Dataset rows about figures:
-----

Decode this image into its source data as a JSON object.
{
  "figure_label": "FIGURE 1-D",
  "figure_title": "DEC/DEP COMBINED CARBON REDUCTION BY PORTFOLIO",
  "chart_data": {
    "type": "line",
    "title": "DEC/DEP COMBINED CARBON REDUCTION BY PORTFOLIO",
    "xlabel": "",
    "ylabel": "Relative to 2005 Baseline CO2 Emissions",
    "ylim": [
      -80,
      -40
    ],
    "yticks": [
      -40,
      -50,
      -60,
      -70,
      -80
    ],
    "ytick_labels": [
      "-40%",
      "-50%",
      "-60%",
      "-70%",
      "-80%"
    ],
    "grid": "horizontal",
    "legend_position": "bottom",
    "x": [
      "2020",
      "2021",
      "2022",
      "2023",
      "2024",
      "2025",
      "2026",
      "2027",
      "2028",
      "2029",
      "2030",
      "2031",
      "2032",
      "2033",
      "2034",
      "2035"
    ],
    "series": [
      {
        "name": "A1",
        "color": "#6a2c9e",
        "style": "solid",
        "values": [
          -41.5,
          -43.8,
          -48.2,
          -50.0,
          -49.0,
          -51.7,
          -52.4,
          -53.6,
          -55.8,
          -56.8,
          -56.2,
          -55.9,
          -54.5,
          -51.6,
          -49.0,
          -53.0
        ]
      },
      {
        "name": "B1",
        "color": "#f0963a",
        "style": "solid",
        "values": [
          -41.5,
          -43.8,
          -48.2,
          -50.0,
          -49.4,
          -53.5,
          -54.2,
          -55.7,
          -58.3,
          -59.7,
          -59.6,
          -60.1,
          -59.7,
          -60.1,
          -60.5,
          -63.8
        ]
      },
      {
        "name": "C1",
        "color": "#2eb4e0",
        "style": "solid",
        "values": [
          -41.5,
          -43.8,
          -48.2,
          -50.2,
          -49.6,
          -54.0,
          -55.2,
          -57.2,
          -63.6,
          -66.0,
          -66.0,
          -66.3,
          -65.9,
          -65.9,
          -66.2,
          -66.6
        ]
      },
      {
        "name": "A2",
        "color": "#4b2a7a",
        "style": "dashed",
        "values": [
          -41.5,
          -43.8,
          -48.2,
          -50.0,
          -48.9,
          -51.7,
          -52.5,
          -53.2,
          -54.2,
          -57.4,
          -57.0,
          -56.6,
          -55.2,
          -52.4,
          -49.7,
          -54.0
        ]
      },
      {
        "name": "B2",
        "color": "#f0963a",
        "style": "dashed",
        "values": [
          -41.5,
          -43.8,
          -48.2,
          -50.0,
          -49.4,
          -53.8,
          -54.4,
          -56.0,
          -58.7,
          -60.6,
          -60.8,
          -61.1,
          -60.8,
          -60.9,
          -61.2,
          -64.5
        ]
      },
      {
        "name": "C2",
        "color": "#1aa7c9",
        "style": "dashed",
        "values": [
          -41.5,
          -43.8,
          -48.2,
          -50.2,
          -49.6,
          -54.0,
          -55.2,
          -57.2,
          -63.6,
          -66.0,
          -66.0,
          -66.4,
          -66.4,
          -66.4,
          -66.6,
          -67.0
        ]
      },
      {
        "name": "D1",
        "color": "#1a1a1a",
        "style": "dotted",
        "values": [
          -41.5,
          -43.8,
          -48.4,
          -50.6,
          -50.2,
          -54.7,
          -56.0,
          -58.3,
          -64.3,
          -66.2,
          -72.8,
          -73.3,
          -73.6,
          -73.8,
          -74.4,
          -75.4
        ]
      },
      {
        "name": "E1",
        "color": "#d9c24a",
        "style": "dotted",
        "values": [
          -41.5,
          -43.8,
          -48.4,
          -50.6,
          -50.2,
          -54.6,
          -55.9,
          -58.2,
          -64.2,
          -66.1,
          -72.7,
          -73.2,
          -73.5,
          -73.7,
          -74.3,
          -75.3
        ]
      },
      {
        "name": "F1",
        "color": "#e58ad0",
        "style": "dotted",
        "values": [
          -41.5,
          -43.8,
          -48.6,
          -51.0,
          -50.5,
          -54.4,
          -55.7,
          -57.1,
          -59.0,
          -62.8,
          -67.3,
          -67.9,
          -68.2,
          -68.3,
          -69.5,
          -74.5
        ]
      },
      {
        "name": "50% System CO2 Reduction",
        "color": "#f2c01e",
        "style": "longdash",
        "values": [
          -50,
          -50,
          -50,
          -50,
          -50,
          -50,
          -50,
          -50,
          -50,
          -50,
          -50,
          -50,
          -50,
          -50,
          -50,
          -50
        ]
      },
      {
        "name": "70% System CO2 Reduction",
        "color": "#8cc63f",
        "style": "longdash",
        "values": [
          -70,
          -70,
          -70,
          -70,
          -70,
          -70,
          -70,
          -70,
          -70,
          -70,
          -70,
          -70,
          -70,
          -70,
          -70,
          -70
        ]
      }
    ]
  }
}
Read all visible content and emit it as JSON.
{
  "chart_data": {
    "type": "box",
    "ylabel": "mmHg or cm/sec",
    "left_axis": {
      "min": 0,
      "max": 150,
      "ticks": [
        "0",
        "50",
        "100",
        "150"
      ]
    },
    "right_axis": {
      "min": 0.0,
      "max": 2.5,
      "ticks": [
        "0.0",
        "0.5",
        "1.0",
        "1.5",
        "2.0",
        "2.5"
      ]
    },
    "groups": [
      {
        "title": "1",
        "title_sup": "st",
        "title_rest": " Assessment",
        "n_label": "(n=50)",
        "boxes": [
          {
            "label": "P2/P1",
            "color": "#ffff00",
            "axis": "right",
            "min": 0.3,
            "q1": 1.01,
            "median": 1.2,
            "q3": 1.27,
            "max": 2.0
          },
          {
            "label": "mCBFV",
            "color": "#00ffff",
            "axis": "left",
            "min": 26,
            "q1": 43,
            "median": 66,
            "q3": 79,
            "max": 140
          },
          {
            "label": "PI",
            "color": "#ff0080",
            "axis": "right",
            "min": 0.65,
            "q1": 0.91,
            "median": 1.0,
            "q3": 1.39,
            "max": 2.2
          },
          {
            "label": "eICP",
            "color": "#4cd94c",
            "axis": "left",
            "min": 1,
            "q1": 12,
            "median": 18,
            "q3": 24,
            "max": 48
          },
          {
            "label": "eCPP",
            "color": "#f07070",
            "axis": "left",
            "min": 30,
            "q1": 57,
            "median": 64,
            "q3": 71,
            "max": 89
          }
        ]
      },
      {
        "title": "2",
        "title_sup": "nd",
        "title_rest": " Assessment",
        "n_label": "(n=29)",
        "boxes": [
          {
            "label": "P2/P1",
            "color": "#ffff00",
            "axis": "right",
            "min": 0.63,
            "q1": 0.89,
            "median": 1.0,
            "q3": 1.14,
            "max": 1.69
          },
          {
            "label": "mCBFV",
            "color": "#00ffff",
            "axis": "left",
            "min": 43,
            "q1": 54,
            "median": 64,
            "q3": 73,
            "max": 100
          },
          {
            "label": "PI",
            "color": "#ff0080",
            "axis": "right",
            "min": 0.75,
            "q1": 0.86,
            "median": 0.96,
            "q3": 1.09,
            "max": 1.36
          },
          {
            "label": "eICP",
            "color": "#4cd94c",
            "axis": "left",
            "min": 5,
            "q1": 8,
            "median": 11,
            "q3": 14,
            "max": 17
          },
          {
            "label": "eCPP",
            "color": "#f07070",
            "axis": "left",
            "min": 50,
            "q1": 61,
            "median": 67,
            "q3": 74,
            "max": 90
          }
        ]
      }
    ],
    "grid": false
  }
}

-----

Output every record above exactly as it appears.

▸ **COMPLETE OUTPUT**
Decode this image into its source data as a JSON object.
{
  "figure_label": "FIGURE 1-D",
  "figure_title": "DEC/DEP COMBINED CARBON REDUCTION BY PORTFOLIO",
  "chart_data": {
    "type": "line",
    "title": "DEC/DEP COMBINED CARBON REDUCTION BY PORTFOLIO",
    "xlabel": "",
    "ylabel": "Relative to 2005 Baseline CO2 Emissions",
    "ylim": [
      -80,
      -40
    ],
    "yticks": [
      -40,
      -50,
      -60,
      -70,
      -80
    ],
    "ytick_labels": [
      "-40%",
      "-50%",
      "-60%",
      "-70%",
      "-80%"
    ],
    "grid": "horizontal",
    "legend_position": "bottom",
    "x": [
      "2020",
      "2021",
      "2022",
      "2023",
      "2024",
      "2025",
      "2026",
      "2027",
      "2028",
      "2029",
      "2030",
      "2031",
      "2032",
      "2033",
      "2034",
      "2035"
    ],
    "series": [
      {
        "name": "A1",
        "color": "#6a2c9e",
        "style": "solid",
        "values": [
          -41.5,
          -43.8,
          -48.2,
          -50.0,
          -49.0,
          -51.7,
          -52.4,
          -53.6,
          -55.8,
          -56.8,
          -56.2,
          -55.9,
          -54.5,
          -51.6,
          -49.0,
          -53.0
        ]
      },
      {
        "name": "B1",
        "color": "#f0963a",
        "style": "solid",
        "values": [
          -41.5,
          -43.8,
          -48.2,
          -50.0,
          -49.4,
          -53.5,
          -54.2,
          -55.7,
          -58.3,
          -59.7,
          -59.6,
          -60.1,
          -59.7,
          -60.1,
          -60.5,
          -63.8
        ]
      },
      {
        "name": "C1",
        "color": "#2eb4e0",
        "style": "solid",
        "values": [
          -41.5,
          -43.8,
          -48.2,
          -50.2,
          -49.6,
          -54.0,
          -55.2,
          -57.2,
          -63.6,
          -66.0,
          -66.0,
          -66.3,
          -65.9,
          -65.9,
          -66.2,
          -66.6
        ]
      },
      {
        "name": "A2",
        "color": "#4b2a7a",
        "style": "dashed",
        "values": [
          -41.5,
          -43.8,
          -48.2,
          -50.0,
          -48.9,
          -51.7,
          -52.5,
          -53.2,
          -54.2,
          -57.4,
          -57.0,
          -56.6,
          -55.2,
          -52.4,
          -49.7,
          -54.0
        ]
      },
      {
        "name": "B2",
        "color": "#f0963a",
        "style": "dashed",
        "values": [
          -41.5,
          -43.8,
          -48.2,
          -50.0,
          -49.4,
          -53.8,
          -54.4,
          -56.0,
          -58.7,
          -60.6,
          -60.8,
          -61.1,
          -60.8,
          -60.9,
          -61.2,
          -64.5
        ]
      },
      {
        "name": "C2",
        "color": "#1aa7c9",
        "style": "dashed",
        "values": [
          -41.5,
          -43.8,
          -48.2,
          -50.2,
          -49.6,
          -54.0,
          -55.2,
          -57.2,
          -63.6,
          -66.0,
          -66.0,
          -66.4,
          -66.4,
          -66.4,
          -66.6,
          -67.0
        ]
      },
      {
        "name": "D1",
        "color": "#1a1a1a",
        "style": "dotted",
        "values": [
          -41.5,
          -43.8,
          -48.4,
          -50.6,
          -50.2,
          -54.7,
          -56.0,
          -58.3,
          -64.3,
          -66.2,
          -72.8,
          -73.3,
          -73.6,
          -73.8,
          -74.4,
          -75.4
        ]
      },
      {
        "name": "E1",
        "color": "#d9c24a",
        "style": "dotted",
        "values": [
          -41.5,
          -43.8,
          -48.4,
          -50.6,
          -50.2,
          -54.6,
          -55.9,
          -58.2,
          -64.2,
          -66.1,
          -72.7,
          -73.2,
          -73.5,
          -73.7,
          -74.3,
          -75.3
        ]
      },
      {
        "name": "F1",
        "color": "#e58ad0",
        "style": "dotted",
        "values": [
          -41.5,
          -43.8,
          -48.6,
          -51.0,
          -50.5,
          -54.4,
          -55.7,
          -57.1,
          -59.0,
          -62.8,
          -67.3,
          -67.9,
          -68.2,
          -68.3,
          -69.5,
          -74.5
        ]
      },
      {
        "name": "50% System CO2 Reduction",
        "color": "#f2c01e",
        "style": "longdash",
        "values": [
          -50,
          -50,
          -50,
          -50,
          -50,
          -50,
          -50,
          -50,
          -50,
          -50,
          -50,
          -50,
          -50,
          -50,
          -50,
          -50
        ]
      },
      {
        "name": "70% System CO2 Reduction",
        "color": "#8cc63f",
        "style": "longdash",
        "values": [
          -70,
          -70,
          -70,
          -70,
          -70,
          -70,
          -70,
          -70,
          -70,
          -70,
          -70,
          -70,
          -70,
          -70,
          -70,
          -70
        ]
      }
    ]
  }
}
Read all visible content and emit it as JSON.
{
  "chart_data": {
    "type": "box",
    "ylabel": "mmHg or cm/sec",
    "left_axis": {
      "min": 0,
      "max": 150,
      "ticks": [
        "0",
        "50",
        "100",
        "150"
      ]
    },
    "right_axis": {
      "min": 0.0,
      "max": 2.5,
      "ticks": [
        "0.0",
        "0.5",
        "1.0",
        "1.5",
        "2.0",
        "2.5"
      ]
    },
    "groups": [
      {
        "title": "1",
        "title_sup": "st",
        "title_rest": " Assessment",
        "n_label": "(n=50)",
        "boxes": [
          {
            "label": "P2/P1",
            "color": "#ffff00",
            "axis": "right",
            "min": 0.3,
            "q1": 1.01,
            "median": 1.2,
            "q3": 1.27,
            "max": 2.0
          },
          {
            "label": "mCBFV",
            "color": "#00ffff",
            "axis": "left",
            "min": 26,
            "q1": 43,
            "median": 66,
            "q3": 79,
            "max": 140
          },
          {
            "label": "PI",
            "color": "#ff0080",
            "axis": "right",
            "min": 0.65,
            "q1": 0.91,
            "median": 1.0,
            "q3": 1.39,
            "max": 2.2
          },
          {
            "label": "eICP",
            "color": "#4cd94c",
            "axis": "left",
            "min": 1,
            "q1": 12,
            "median": 18,
            "q3": 24,
            "max": 48
          },
          {
            "label": "eCPP",
            "color": "#f07070",
            "axis": "left",
            "min": 30,
            "q1": 57,
            "median": 64,
            "q3": 71,
            "max": 89
          }
        ]
      },
      {
        "title": "2",
        "title_sup": "nd",
        "title_rest": " Assessment",
        "n_label": "(n=29)",
        "boxes": [
          {
            "label": "P2/P1",
            "color": "#ffff00",
            "axis": "right",
            "min": 0.63,
            "q1": 0.89,
            "median": 1.0,
            "q3": 1.14,
            "max": 1.69
          },
          {
            "label": "mCBFV",
            "color": "#00ffff",
            "axis": "left",
            "min": 43,
            "q1": 54,
            "median": 64,
            "q3": 73,
            "max": 100
          },
          {
            "label": "PI",
            "color": "#ff0080",
            "axis": "right",
            "min": 0.75,
            "q1": 0.86,
            "median": 0.96,
            "q3": 1.09,
            "max": 1.36
          },
          {
            "label": "eICP",
            "color": "#4cd94c",
            "axis": "left",
            "min": 5,
            "q1": 8,
            "median": 11,
            "q3": 14,
            "max": 17
          },
          {
            "label": "eCPP",
            "color": "#f07070",
            "axis": "left",
            "min": 50,
            "q1": 61,
            "median": 67,
            "q3": 74,
            "max": 90
          }
        ]
      }
    ],
    "grid": false
  }
}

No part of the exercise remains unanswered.